• [Written request] Please print the full listing exactly.

(Source data)
-- START --

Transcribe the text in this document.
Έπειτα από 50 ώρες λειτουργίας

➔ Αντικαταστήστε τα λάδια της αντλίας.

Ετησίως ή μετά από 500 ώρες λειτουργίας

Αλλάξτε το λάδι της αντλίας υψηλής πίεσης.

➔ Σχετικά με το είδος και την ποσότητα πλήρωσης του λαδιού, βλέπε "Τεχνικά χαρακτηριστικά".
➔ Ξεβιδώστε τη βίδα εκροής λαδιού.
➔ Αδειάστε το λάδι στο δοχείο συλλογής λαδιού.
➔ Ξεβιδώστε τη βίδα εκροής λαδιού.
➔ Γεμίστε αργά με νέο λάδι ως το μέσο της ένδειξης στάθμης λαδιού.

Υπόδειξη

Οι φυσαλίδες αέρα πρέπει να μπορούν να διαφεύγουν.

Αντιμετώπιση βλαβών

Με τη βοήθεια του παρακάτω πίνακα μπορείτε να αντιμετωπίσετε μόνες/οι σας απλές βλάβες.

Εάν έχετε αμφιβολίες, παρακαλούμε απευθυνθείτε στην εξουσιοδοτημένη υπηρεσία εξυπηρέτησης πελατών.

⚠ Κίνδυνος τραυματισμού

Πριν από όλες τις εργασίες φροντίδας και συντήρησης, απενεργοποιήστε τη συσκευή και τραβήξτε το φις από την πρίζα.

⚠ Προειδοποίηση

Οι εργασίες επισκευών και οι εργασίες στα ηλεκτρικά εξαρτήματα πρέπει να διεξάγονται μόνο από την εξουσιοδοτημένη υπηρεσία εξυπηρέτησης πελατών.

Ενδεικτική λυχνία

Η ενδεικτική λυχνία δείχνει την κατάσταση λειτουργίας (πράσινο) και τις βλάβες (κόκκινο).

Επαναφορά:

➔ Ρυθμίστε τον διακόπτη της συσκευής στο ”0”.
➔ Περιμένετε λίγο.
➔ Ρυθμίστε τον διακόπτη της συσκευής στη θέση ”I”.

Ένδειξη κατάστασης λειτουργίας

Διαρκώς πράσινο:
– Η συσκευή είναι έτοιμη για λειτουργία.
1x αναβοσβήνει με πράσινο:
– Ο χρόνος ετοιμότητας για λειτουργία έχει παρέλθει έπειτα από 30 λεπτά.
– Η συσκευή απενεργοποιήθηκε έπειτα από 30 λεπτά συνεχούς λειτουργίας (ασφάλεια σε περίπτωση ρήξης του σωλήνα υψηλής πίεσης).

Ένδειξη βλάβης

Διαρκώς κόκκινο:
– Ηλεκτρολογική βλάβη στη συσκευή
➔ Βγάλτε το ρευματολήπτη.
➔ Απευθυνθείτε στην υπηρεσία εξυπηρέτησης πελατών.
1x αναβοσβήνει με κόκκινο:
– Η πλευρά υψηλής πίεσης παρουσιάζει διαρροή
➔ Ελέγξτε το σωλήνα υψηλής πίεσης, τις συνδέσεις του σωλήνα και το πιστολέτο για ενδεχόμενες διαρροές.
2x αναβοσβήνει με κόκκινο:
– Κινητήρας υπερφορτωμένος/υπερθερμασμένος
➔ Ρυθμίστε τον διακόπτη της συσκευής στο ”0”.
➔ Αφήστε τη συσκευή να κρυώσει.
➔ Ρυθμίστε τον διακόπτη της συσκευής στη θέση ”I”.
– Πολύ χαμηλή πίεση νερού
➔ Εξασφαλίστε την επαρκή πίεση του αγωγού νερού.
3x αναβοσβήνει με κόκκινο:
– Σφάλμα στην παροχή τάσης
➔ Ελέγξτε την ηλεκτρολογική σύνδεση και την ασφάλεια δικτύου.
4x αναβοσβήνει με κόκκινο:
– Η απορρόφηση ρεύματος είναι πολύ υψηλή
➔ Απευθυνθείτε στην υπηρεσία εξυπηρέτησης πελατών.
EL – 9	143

-- END --

• [Correct output]
Transcribe the text in this document.
Έπειτα από 50 ώρες λειτουργίας

➔ Αντικαταστήστε τα λάδια της αντλίας.

Ετησίως ή μετά από 500 ώρες λειτουργίας

Αλλάξτε το λάδι της αντλίας υψηλής πίεσης.

➔ Σχετικά με το είδος και την ποσότητα πλήρωσης του λαδιού, βλέπε "Τεχνικά χαρακτηριστικά".
➔ Ξεβιδώστε τη βίδα εκροής λαδιού.
➔ Αδειάστε το λάδι στο δοχείο συλλογής λαδιού.
➔ Ξεβιδώστε τη βίδα εκροής λαδιού.
➔ Γεμίστε αργά με νέο λάδι ως το μέσο της ένδειξης στάθμης λαδιού.

Υπόδειξη

Οι φυσαλίδες αέρα πρέπει να μπορούν να διαφεύγουν.

Αντιμετώπιση βλαβών

Με τη βοήθεια του παρακάτω πίνακα μπορείτε να αντιμετωπίσετε μόνες/οι σας απλές βλάβες.

Εάν έχετε αμφιβολίες, παρακαλούμε απευθυνθείτε στην εξουσιοδοτημένη υπηρεσία εξυπηρέτησης πελατών.

⚠ Κίνδυνος τραυματισμού

Πριν από όλες τις εργασίες φροντίδας και συντήρησης, απενεργοποιήστε τη συσκευή και τραβήξτε το φις από την πρίζα.

⚠ Προειδοποίηση

Οι εργασίες επισκευών και οι εργασίες στα ηλεκτρικά εξαρτήματα πρέπει να διεξάγονται μόνο από την εξουσιοδοτημένη υπηρεσία εξυπηρέτησης πελατών.

Ενδεικτική λυχνία

Η ενδεικτική λυχνία δείχνει την κατάσταση λειτουργίας (πράσινο) και τις βλάβες (κόκκινο).

Επαναφορά:

➔ Ρυθμίστε τον διακόπτη της συσκευής στο ”0”.
➔ Περιμένετε λίγο.
➔ Ρυθμίστε τον διακόπτη της συσκευής στη θέση ”I”.

Ένδειξη κατάστασης λειτουργίας

Διαρκώς πράσινο:
– Η συσκευή είναι έτοιμη για λειτουργία.
1x αναβοσβήνει με πράσινο:
– Ο χρόνος ετοιμότητας για λειτουργία έχει παρέλθει έπειτα από 30 λεπτά.
– Η συσκευή απενεργοποιήθηκε έπειτα από 30 λεπτά συνεχούς λειτουργίας (ασφάλεια σε περίπτωση ρήξης του σωλήνα υψηλής πίεσης).

Ένδειξη βλάβης

Διαρκώς κόκκινο:
– Ηλεκτρολογική βλάβη στη συσκευή
➔ Βγάλτε το ρευματολήπτη.
➔ Απευθυνθείτε στην υπηρεσία εξυπηρέτησης πελατών.
1x αναβοσβήνει με κόκκινο:
– Η πλευρά υψηλής πίεσης παρουσιάζει διαρροή
➔ Ελέγξτε το σωλήνα υψηλής πίεσης, τις συνδέσεις του σωλήνα και το πιστολέτο για ενδεχόμενες διαρροές.
2x αναβοσβήνει με κόκκινο:
– Κινητήρας υπερφορτωμένος/υπερθερμασμένος
➔ Ρυθμίστε τον διακόπτη της συσκευής στο ”0”.
➔ Αφήστε τη συσκευή να κρυώσει.
➔ Ρυθμίστε τον διακόπτη της συσκευής στη θέση ”I”.
– Πολύ χαμηλή πίεση νερού
➔ Εξασφαλίστε την επαρκή πίεση του αγωγού νερού.
3x αναβοσβήνει με κόκκινο:
– Σφάλμα στην παροχή τάσης
➔ Ελέγξτε την ηλεκτρολογική σύνδεση και την ασφάλεια δικτύου.
4x αναβοσβήνει με κόκκινο:
– Η απορρόφηση ρεύματος είναι πολύ υψηλή
➔ Απευθυνθείτε στην υπηρεσία εξυπηρέτησης πελατών.
EL – 9	143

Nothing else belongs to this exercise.